Objective: Without the pictures, reproduce the records that follow exactly.

Extracted data entries

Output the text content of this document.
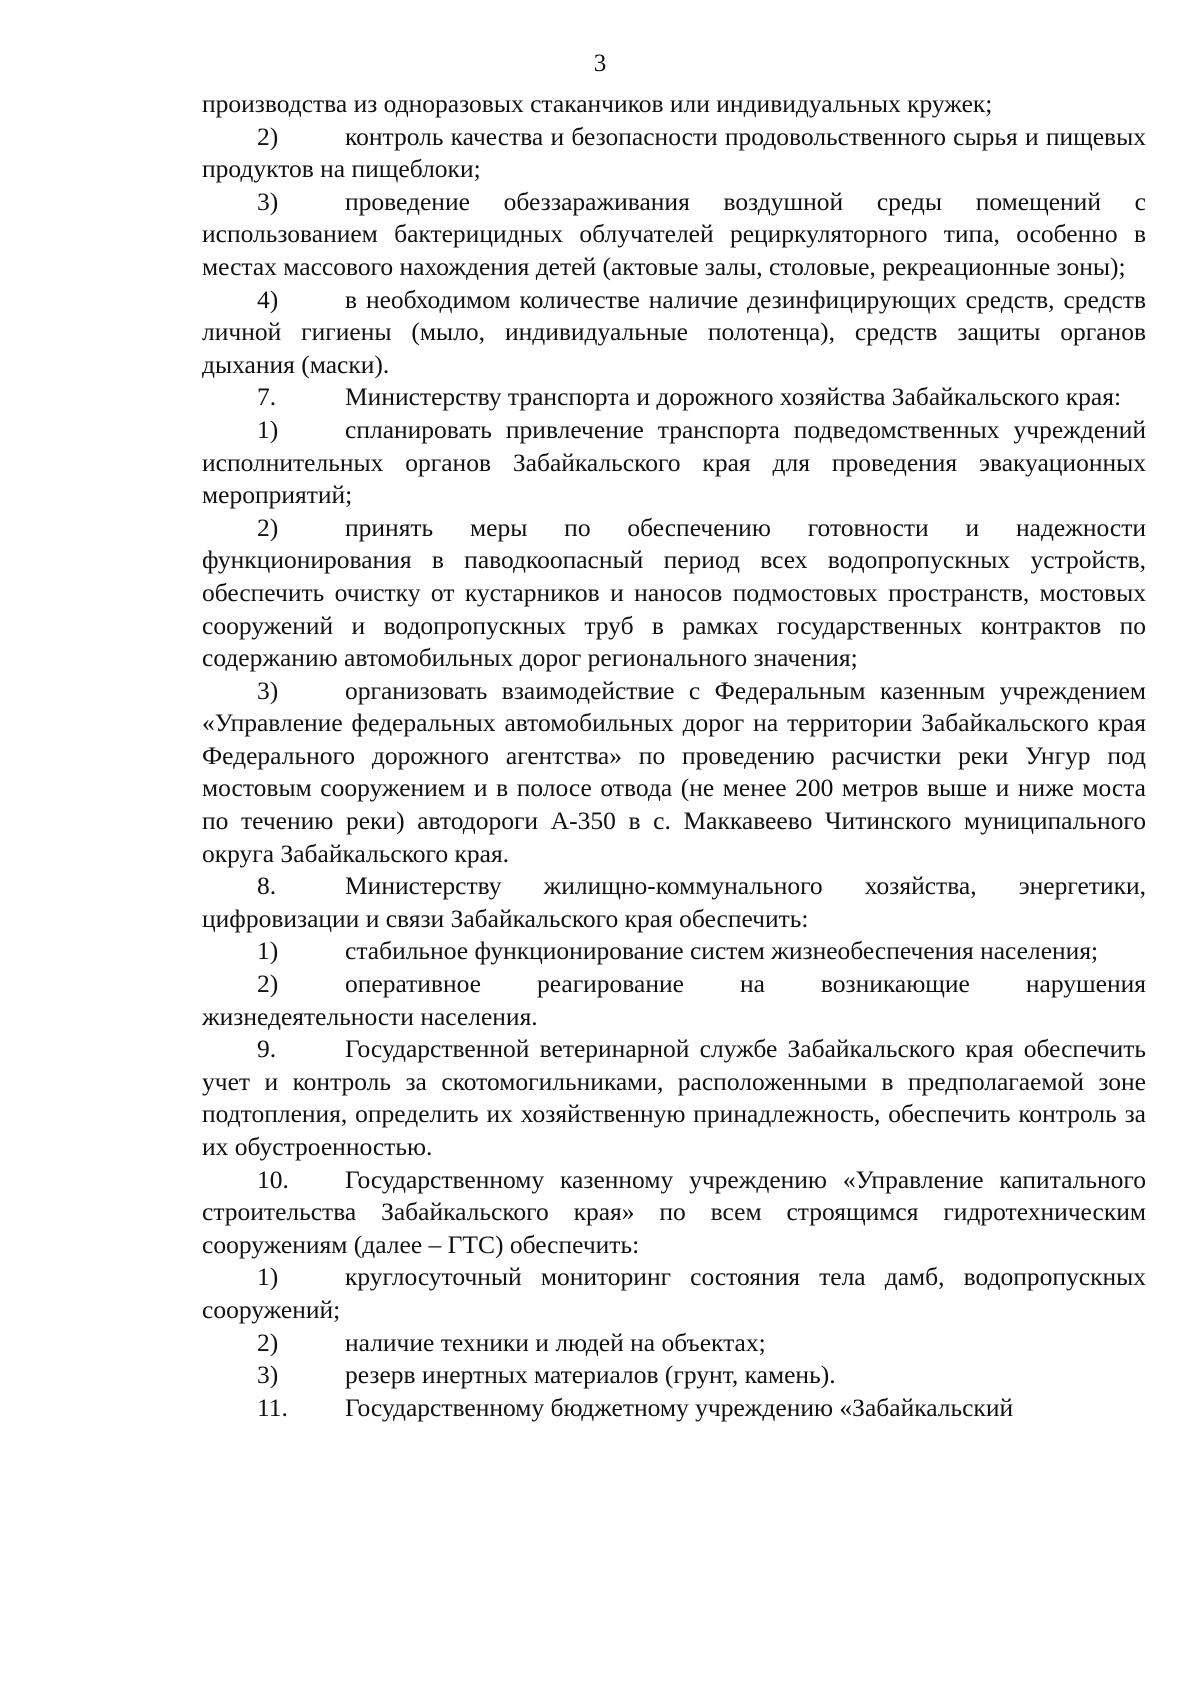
3

производства из одноразовых стаканчиков или индивидуальных кружек;

2)	контроль качества и безопасности продовольственного сырья и пищевых продуктов на пищеблоки;

3)	проведение обеззараживания воздушной среды помещений с использованием бактерицидных облучателей рециркуляторного типа, особенно в местах массового нахождения детей (актовые залы, столовые, рекреационные зоны);

4)	в необходимом количестве наличие дезинфицирующих средств, средств личной гигиены (мыло, индивидуальные полотенца), средств защиты органов дыхания (маски).

7.	Министерству транспорта и дорожного хозяйства Забайкальского края:

1)	спланировать привлечение транспорта подведомственных учреждений исполнительных органов Забайкальского края для проведения эвакуационных мероприятий;

2)	принять меры по обеспечению готовности и надежности функционирования в паводкоопасный период всех водопропускных устройств, обеспечить очистку от кустарников и наносов подмостовых пространств, мостовых сооружений и водопропускных труб в рамках государственных контрактов по содержанию автомобильных дорог регионального значения;

3)	организовать взаимодействие с Федеральным казенным учреждением «Управление федеральных автомобильных дорог на территории Забайкальского края Федерального дорожного агентства» по проведению расчистки реки Унгур под мостовым сооружением и в полосе отвода (не менее 200 метров выше и ниже моста по течению реки) автодороги А-350 в с. Маккавеево Читинского муниципального округа Забайкальского края.

8.	Министерству жилищно-коммунального хозяйства, энергетики, цифровизации и связи Забайкальского края обеспечить:

1)	стабильное функционирование систем жизнеобеспечения населения;

2)	оперативное реагирование на возникающие нарушения жизнедеятельности населения.

9.	Государственной ветеринарной службе Забайкальского края обеспечить учет и контроль за скотомогильниками, расположенными в предполагаемой зоне подтопления, определить их хозяйственную принадлежность, обеспечить контроль за их обустроенностью.

10. Государственному казенному учреждению «Управление капитального строительства Забайкальского края» по всем строящимся гидротехническим сооружениям (далее – ГТС) обеспечить:

1)	круглосуточный мониторинг состояния тела дамб, водопропускных сооружений;

2)	наличие техники и людей на объектах;

3)	резерв инертных материалов (грунт, камень).

11. Государственному бюджетному учреждению «Забайкальский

Written answer:
Output the text content of this document.
3

производства из одноразовых стаканчиков или индивидуальных кружек;

2)	контроль качества и безопасности продовольственного сырья и пищевых продуктов на пищеблоки;

3)	проведение обеззараживания воздушной среды помещений с использованием бактерицидных облучателей рециркуляторного типа, особенно в местах массового нахождения детей (актовые залы, столовые, рекреационные зоны);

4)	в необходимом количестве наличие дезинфицирующих средств, средств личной гигиены (мыло, индивидуальные полотенца), средств защиты органов дыхания (маски).

7.	Министерству транспорта и дорожного хозяйства Забайкальского края:

1)	спланировать привлечение транспорта подведомственных учреждений исполнительных органов Забайкальского края для проведения эвакуационных мероприятий;

2)	принять меры по обеспечению готовности и надежности функционирования в паводкоопасный период всех водопропускных устройств, обеспечить очистку от кустарников и наносов подмостовых пространств, мостовых сооружений и водопропускных труб в рамках государственных контрактов по содержанию автомобильных дорог регионального значения;

3)	организовать взаимодействие с Федеральным казенным учреждением «Управление федеральных автомобильных дорог на территории Забайкальского края Федерального дорожного агентства» по проведению расчистки реки Унгур под мостовым сооружением и в полосе отвода (не менее 200 метров выше и ниже моста по течению реки) автодороги А-350 в с. Маккавеево Читинского муниципального округа Забайкальского края.

8.	Министерству жилищно-коммунального хозяйства, энергетики, цифровизации и связи Забайкальского края обеспечить:

1)	стабильное функционирование систем жизнеобеспечения населения;

2)	оперативное реагирование на возникающие нарушения жизнедеятельности населения.

9.	Государственной ветеринарной службе Забайкальского края обеспечить учет и контроль за скотомогильниками, расположенными в предполагаемой зоне подтопления, определить их хозяйственную принадлежность, обеспечить контроль за их обустроенностью.

10. Государственному казенному учреждению «Управление капитального строительства Забайкальского края» по всем строящимся гидротехническим сооружениям (далее – ГТС) обеспечить:

1)	круглосуточный мониторинг состояния тела дамб, водопропускных сооружений;

2)	наличие техники и людей на объектах;

3)	резерв инертных материалов (грунт, камень).

11. Государственному бюджетному учреждению «Забайкальский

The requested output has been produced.